**What is expected:** Transcribe the records below exactly, leaving out any pictures.

-------- Material to process

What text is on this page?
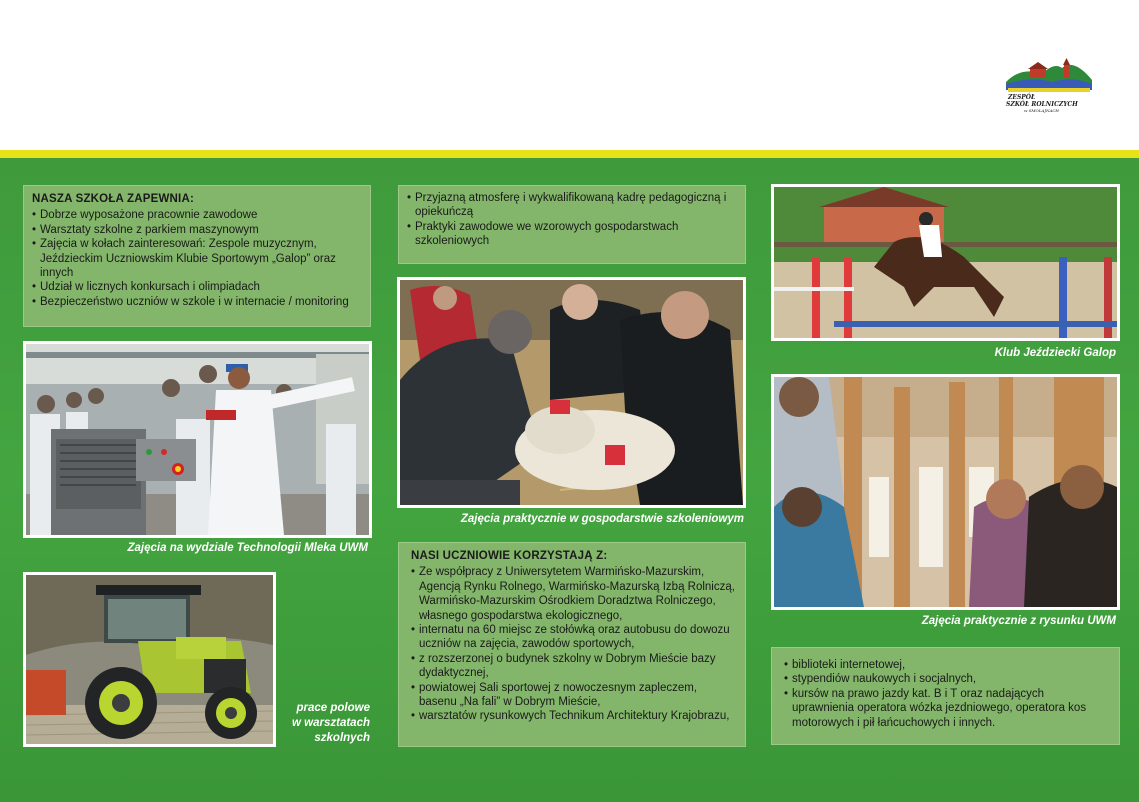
ZESPÓŁ
SZKÓŁ ROLNICZYCH
w SMOLAJNACH
NASZA SZKOŁA ZAPEWNIA:
• Dobrze wyposażone pracownie zawodowe
• Warsztaty szkolne z parkiem maszynowym
• Zajęcia w kołach zainteresowań: Zespole muzycznym, Jeździeckim Uczniowskim Klubie Sportowym „Galop” oraz innych
• Udział w licznych konkursach i olimpiadach
• Bezpieczeństwo uczniów w szkole i w internacie / monitoring
• Przyjazną atmosferę i wykwalifikowaną kadrę pedagogiczną i opiekuńczą
• Praktyki zawodowe we wzorowych gospodarstwach szkoleniowych
Zajęcia na wydziale Technologii Mleka UWM
prace polowe
w warsztatach
szkolnych
Zajęcia praktycznie w gospodarstwie szkoleniowym
NASI UCZNIOWIE KORZYSTAJĄ Z:
• Ze współpracy z Uniwersytetem Warmińsko-Mazurskim, Agencją Rynku Rolnego, Warmińsko-Mazurską Izbą Rolniczą, Warmińsko-Mazurskim Ośrodkiem Doradztwa Rolniczego, własnego gospodarstwa ekologicznego,
• internatu na 60 miejsc ze stołówką oraz autobusu do dowozu uczniów na zajęcia, zawodów sportowych,
• z rozszerzonej o budynek szkolny w Dobrym Mieście bazy dydaktycznej,
• powiatowej Sali sportowej z nowoczesnym zapleczem, basenu „Na fali” w Dobrym Mieście,
• warsztatów rysunkowych Technikum Architektury Krajobrazu,
Klub Jeździecki Galop
Zajęcia praktycznie z rysunku UWM
• biblioteki internetowej,
• stypendiów naukowych i socjalnych,
• kursów na prawo jazdy kat. B i T oraz nadających uprawnienia operatora wózka jezdniowego, operatora kos motorowych i pił łańcuchowych i innych.
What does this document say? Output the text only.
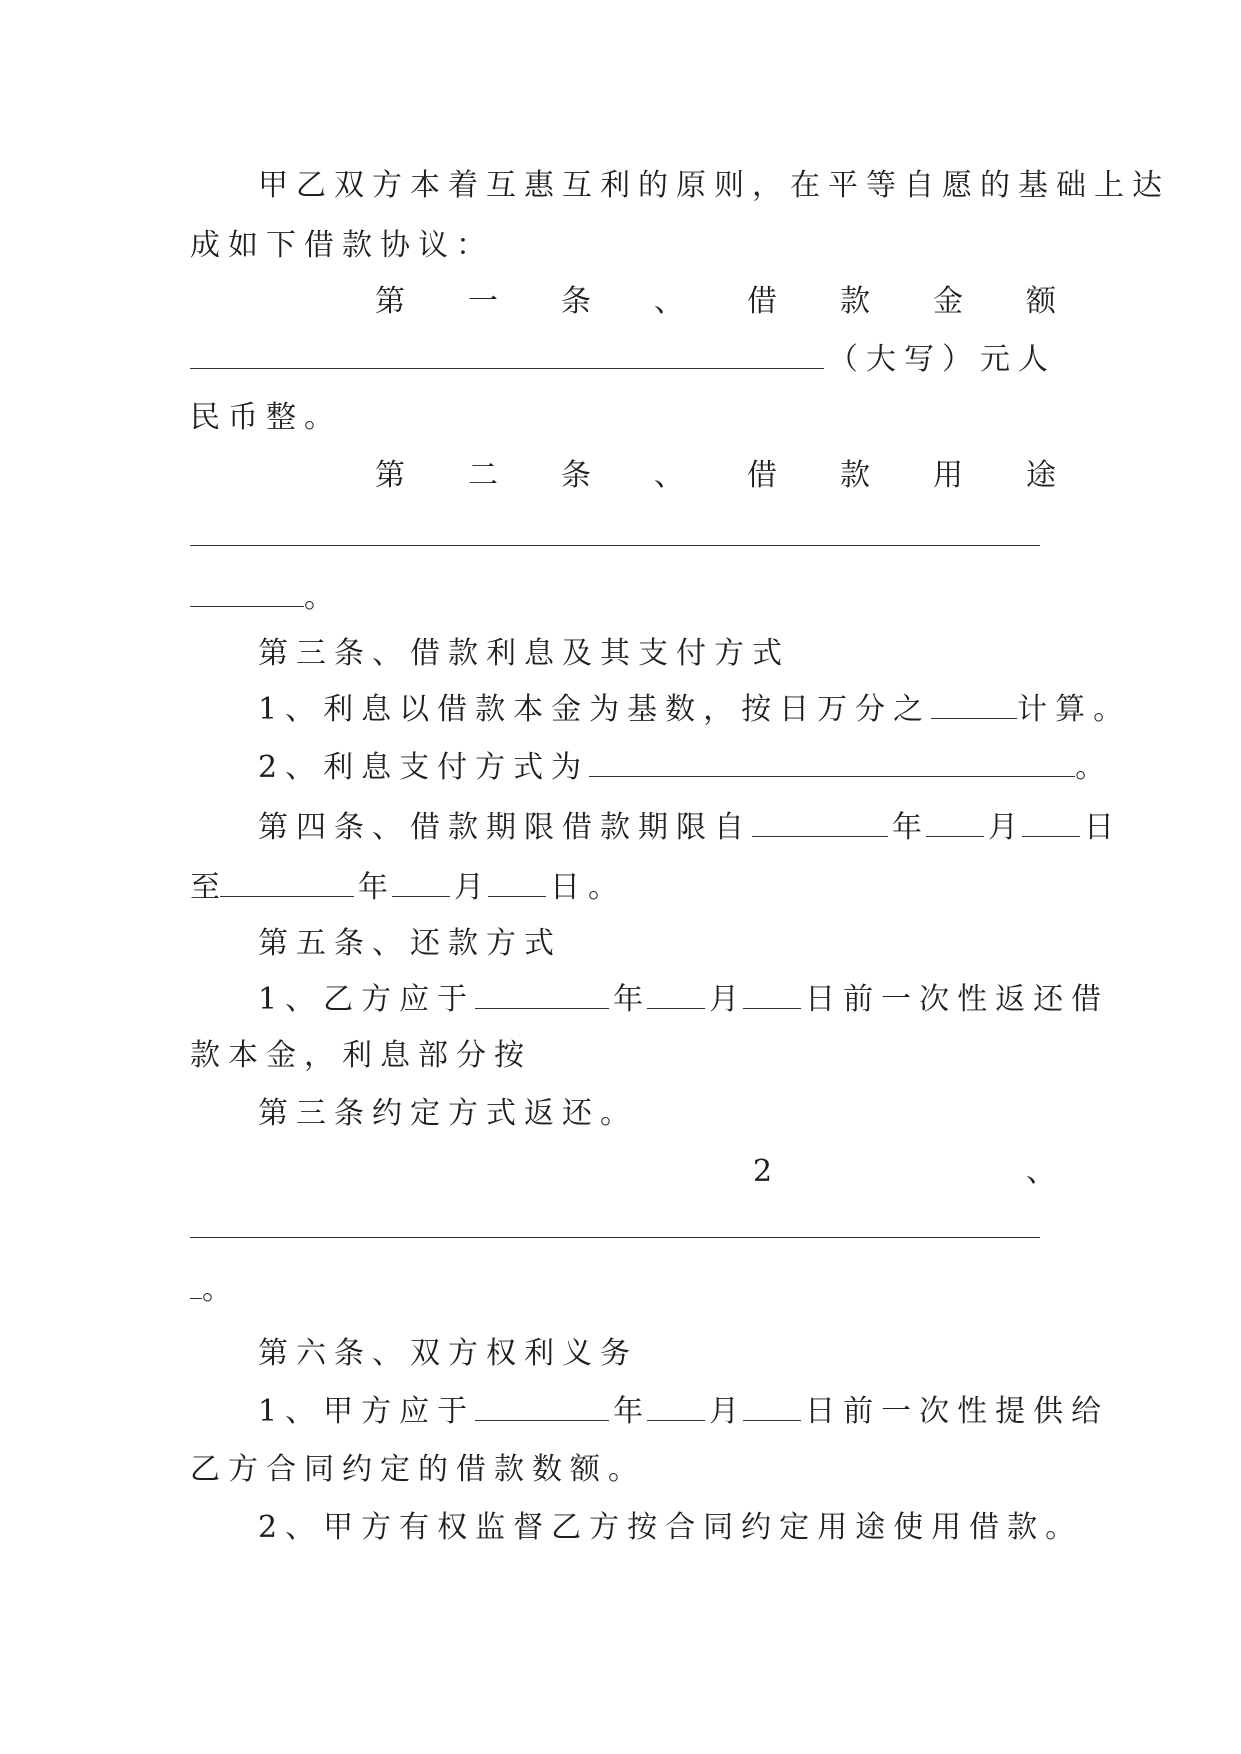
甲乙双方本着互惠互利的原则，在平等自愿的基础上达
成如下借款协议：
第 一 条 、 借 款 金 额
（大写）元人
民币整。
第 二 条 、 借 款 用 途
。
第三条、借款利息及其支付方式
1、利息以借款本金为基数，按日万分之	计算。
2、利息支付方式为	。
第四条、借款期限借款期限自	年 月 日
至	年 月 日。
第五条、还款方式
1、乙方应于	年 月 日前一次性返还借
款本金，利息部分按
第三条约定方式返还。
2	、
。
第六条、双方权利义务
1、甲方应于	年 月 日前一次性提供给
乙方合同约定的借款数额。
2、甲方有权监督乙方按合同约定用途使用借款。
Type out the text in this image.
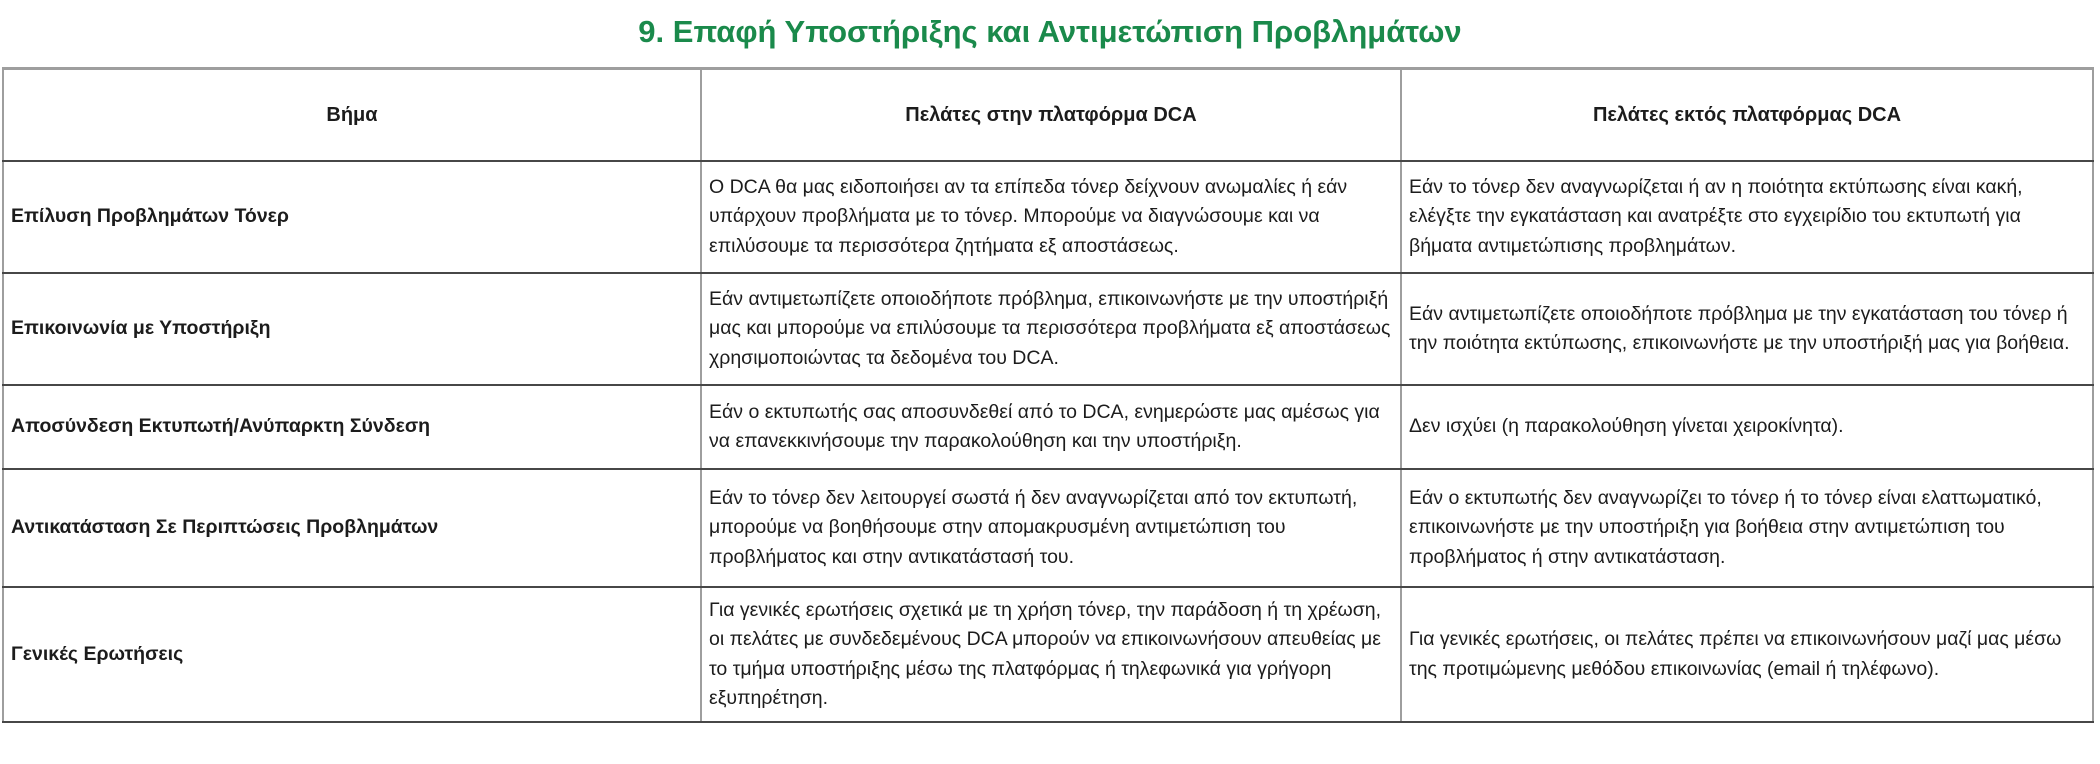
9. Επαφή Υποστήριξης και Αντιμετώπιση Προβλημάτων
Βήμα	Πελάτες στην πλατφόρμα DCA	Πελάτες εκτός πλατφόρμας DCA
Επίλυση Προβλημάτων Τόνερ	Ο DCA θα μας ειδοποιήσει αν τα επίπεδα τόνερ δείχνουν ανωμαλίες ή εάν υπάρχουν προβλήματα με το τόνερ. Μπορούμε να διαγνώσουμε και να επιλύσουμε τα περισσότερα ζητήματα εξ αποστάσεως.	Εάν το τόνερ δεν αναγνωρίζεται ή αν η ποιότητα εκτύπωσης είναι κακή, ελέγξτε την εγκατάσταση και ανατρέξτε στο εγχειρίδιο του εκτυπωτή για βήματα αντιμετώπισης προβλημάτων.
Επικοινωνία με Υποστήριξη	Εάν αντιμετωπίζετε οποιοδήποτε πρόβλημα, επικοινωνήστε με την υποστήριξή μας και μπορούμε να επιλύσουμε τα περισσότερα προβλήματα εξ αποστάσεως χρησιμοποιώντας τα δεδομένα του DCA.	Εάν αντιμετωπίζετε οποιοδήποτε πρόβλημα με την εγκατάσταση του τόνερ ή την ποιότητα εκτύπωσης, επικοινωνήστε με την υποστήριξή μας για βοήθεια.
Αποσύνδεση Εκτυπωτή/Ανύπαρκτη Σύνδεση	Εάν ο εκτυπωτής σας αποσυνδεθεί από το DCA, ενημερώστε μας αμέσως για να επανεκκινήσουμε την παρακολούθηση και την υποστήριξη.	Δεν ισχύει (η παρακολούθηση γίνεται χειροκίνητα).
Αντικατάσταση Σε Περιπτώσεις Προβλημάτων	Εάν το τόνερ δεν λειτουργεί σωστά ή δεν αναγνωρίζεται από τον εκτυπωτή, μπορούμε να βοηθήσουμε στην απομακρυσμένη αντιμετώπιση του προβλήματος και στην αντικατάστασή του.	Εάν ο εκτυπωτής δεν αναγνωρίζει το τόνερ ή το τόνερ είναι ελαττωματικό, επικοινωνήστε με την υποστήριξη για βοήθεια στην αντιμετώπιση του προβλήματος ή στην αντικατάσταση.
Γενικές Ερωτήσεις	Για γενικές ερωτήσεις σχετικά με τη χρήση τόνερ, την παράδοση ή τη χρέωση, οι πελάτες με συνδεδεμένους DCA μπορούν να επικοινωνήσουν απευθείας με το τμήμα υποστήριξης μέσω της πλατφόρμας ή τηλεφωνικά για γρήγορη εξυπηρέτηση.	Για γενικές ερωτήσεις, οι πελάτες πρέπει να επικοινωνήσουν μαζί μας μέσω της προτιμώμενης μεθόδου επικοινωνίας (email ή τηλέφωνο).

----------------

**Expected answer:**
What text is on this page?
ZESPÓŁ
SZKÓŁ ROLNICZYCH
w SMOLAJNACH
NASZA SZKOŁA ZAPEWNIA:
• Dobrze wyposażone pracownie zawodowe
• Warsztaty szkolne z parkiem maszynowym
• Zajęcia w kołach zainteresowań: Zespole muzycznym, Jeździeckim Uczniowskim Klubie Sportowym „Galop” oraz innych
• Udział w licznych konkursach i olimpiadach
• Bezpieczeństwo uczniów w szkole i w internacie / monitoring
• Przyjazną atmosferę i wykwalifikowaną kadrę pedagogiczną i opiekuńczą
• Praktyki zawodowe we wzorowych gospodarstwach szkoleniowych
Zajęcia na wydziale Technologii Mleka UWM
prace polowe
w warsztatach
szkolnych
Zajęcia praktycznie w gospodarstwie szkoleniowym
NASI UCZNIOWIE KORZYSTAJĄ Z:
• Ze współpracy z Uniwersytetem Warmińsko-Mazurskim, Agencją Rynku Rolnego, Warmińsko-Mazurską Izbą Rolniczą, Warmińsko-Mazurskim Ośrodkiem Doradztwa Rolniczego, własnego gospodarstwa ekologicznego,
• internatu na 60 miejsc ze stołówką oraz autobusu do dowozu uczniów na zajęcia, zawodów sportowych,
• z rozszerzonej o budynek szkolny w Dobrym Mieście bazy dydaktycznej,
• powiatowej Sali sportowej z nowoczesnym zapleczem, basenu „Na fali” w Dobrym Mieście,
• warsztatów rysunkowych Technikum Architektury Krajobrazu,
Klub Jeździecki Galop
Zajęcia praktycznie z rysunku UWM
• biblioteki internetowej,
• stypendiów naukowych i socjalnych,
• kursów na prawo jazdy kat. B i T oraz nadających uprawnienia operatora wózka jezdniowego, operatora kos motorowych i pił łańcuchowych i innych.
What does this document say? Output the text only.
甲乙双方本着互惠互利的原则，在平等自愿的基础上达
成如下借款协议：
第 一 条 、 借 款 金 额
（大写）元人
民币整。
第 二 条 、 借 款 用 途
。
第三条、借款利息及其支付方式
1、利息以借款本金为基数，按日万分之	计算。
2、利息支付方式为	。
第四条、借款期限借款期限自	年 月 日
至	年 月 日。
第五条、还款方式
1、乙方应于	年 月 日前一次性返还借
款本金，利息部分按
第三条约定方式返还。
2	、
。
第六条、双方权利义务
1、甲方应于	年 月 日前一次性提供给
乙方合同约定的借款数额。
2、甲方有权监督乙方按合同约定用途使用借款。
Type out the text in this image.
9. Επαφή Υποστήριξης και Αντιμετώπιση Προβλημάτων
Βήμα	Πελάτες στην πλατφόρμα DCA	Πελάτες εκτός πλατφόρμας DCA
Επίλυση Προβλημάτων Τόνερ	Ο DCA θα μας ειδοποιήσει αν τα επίπεδα τόνερ δείχνουν ανωμαλίες ή εάν υπάρχουν προβλήματα με το τόνερ. Μπορούμε να διαγνώσουμε και να επιλύσουμε τα περισσότερα ζητήματα εξ αποστάσεως.	Εάν το τόνερ δεν αναγνωρίζεται ή αν η ποιότητα εκτύπωσης είναι κακή, ελέγξτε την εγκατάσταση και ανατρέξτε στο εγχειρίδιο του εκτυπωτή για βήματα αντιμετώπισης προβλημάτων.
Επικοινωνία με Υποστήριξη	Εάν αντιμετωπίζετε οποιοδήποτε πρόβλημα, επικοινωνήστε με την υποστήριξή μας και μπορούμε να επιλύσουμε τα περισσότερα προβλήματα εξ αποστάσεως χρησιμοποιώντας τα δεδομένα του DCA.	Εάν αντιμετωπίζετε οποιοδήποτε πρόβλημα με την εγκατάσταση του τόνερ ή την ποιότητα εκτύπωσης, επικοινωνήστε με την υποστήριξή μας για βοήθεια.
Αποσύνδεση Εκτυπωτή/Ανύπαρκτη Σύνδεση	Εάν ο εκτυπωτής σας αποσυνδεθεί από το DCA, ενημερώστε μας αμέσως για να επανεκκινήσουμε την παρακολούθηση και την υποστήριξη.	Δεν ισχύει (η παρακολούθηση γίνεται χειροκίνητα).
Αντικατάσταση Σε Περιπτώσεις Προβλημάτων	Εάν το τόνερ δεν λειτουργεί σωστά ή δεν αναγνωρίζεται από τον εκτυπωτή, μπορούμε να βοηθήσουμε στην απομακρυσμένη αντιμετώπιση του προβλήματος και στην αντικατάστασή του.	Εάν ο εκτυπωτής δεν αναγνωρίζει το τόνερ ή το τόνερ είναι ελαττωματικό, επικοινωνήστε με την υποστήριξη για βοήθεια στην αντιμετώπιση του προβλήματος ή στην αντικατάσταση.
Γενικές Ερωτήσεις	Για γενικές ερωτήσεις σχετικά με τη χρήση τόνερ, την παράδοση ή τη χρέωση, οι πελάτες με συνδεδεμένους DCA μπορούν να επικοινωνήσουν απευθείας με το τμήμα υποστήριξης μέσω της πλατφόρμας ή τηλεφωνικά για γρήγορη εξυπηρέτηση.	Για γενικές ερωτήσεις, οι πελάτες πρέπει να επικοινωνήσουν μαζί μας μέσω της προτιμώμενης μεθόδου επικοινωνίας (email ή τηλέφωνο).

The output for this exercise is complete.